▶ **Exercise**
Where the string "现金流出小计" occurs in the material below, report the whole line.

Data extracted from a collection
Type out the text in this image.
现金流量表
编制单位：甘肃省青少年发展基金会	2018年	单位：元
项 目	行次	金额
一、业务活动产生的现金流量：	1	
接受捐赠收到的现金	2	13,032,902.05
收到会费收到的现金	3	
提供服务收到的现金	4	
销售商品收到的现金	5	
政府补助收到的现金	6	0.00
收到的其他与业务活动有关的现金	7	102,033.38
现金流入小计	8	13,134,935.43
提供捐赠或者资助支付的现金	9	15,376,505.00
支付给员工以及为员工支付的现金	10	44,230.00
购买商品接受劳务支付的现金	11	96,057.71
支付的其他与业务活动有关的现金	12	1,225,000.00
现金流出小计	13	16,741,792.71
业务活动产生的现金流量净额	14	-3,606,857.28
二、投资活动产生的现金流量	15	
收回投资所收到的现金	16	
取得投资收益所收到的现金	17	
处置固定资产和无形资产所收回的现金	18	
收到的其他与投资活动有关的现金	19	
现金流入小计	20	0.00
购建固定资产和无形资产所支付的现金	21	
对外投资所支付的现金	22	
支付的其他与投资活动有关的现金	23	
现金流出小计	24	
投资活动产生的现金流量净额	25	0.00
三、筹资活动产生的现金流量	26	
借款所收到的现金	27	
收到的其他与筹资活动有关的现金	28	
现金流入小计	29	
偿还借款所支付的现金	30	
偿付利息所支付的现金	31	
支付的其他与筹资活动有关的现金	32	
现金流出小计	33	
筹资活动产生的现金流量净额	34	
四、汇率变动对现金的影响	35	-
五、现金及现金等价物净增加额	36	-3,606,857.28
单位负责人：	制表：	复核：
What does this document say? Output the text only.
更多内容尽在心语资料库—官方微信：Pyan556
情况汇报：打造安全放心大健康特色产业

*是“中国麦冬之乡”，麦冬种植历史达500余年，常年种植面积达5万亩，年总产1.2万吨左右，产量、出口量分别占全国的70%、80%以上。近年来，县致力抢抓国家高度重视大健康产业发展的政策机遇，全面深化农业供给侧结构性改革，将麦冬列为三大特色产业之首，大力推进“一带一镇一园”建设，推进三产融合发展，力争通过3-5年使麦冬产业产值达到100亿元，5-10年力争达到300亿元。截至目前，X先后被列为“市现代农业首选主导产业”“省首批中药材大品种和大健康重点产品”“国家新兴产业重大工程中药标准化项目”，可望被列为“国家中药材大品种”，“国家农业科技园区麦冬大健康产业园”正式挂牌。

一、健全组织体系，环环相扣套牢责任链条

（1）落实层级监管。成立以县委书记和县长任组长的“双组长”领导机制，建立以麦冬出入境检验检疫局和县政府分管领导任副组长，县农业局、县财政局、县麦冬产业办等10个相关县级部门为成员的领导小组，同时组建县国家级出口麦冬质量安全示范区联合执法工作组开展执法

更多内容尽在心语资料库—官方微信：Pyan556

▶ **Solution below**
现金流出小计	13	16,741,792.71
现金流出小计	24	
现金流出小计	33	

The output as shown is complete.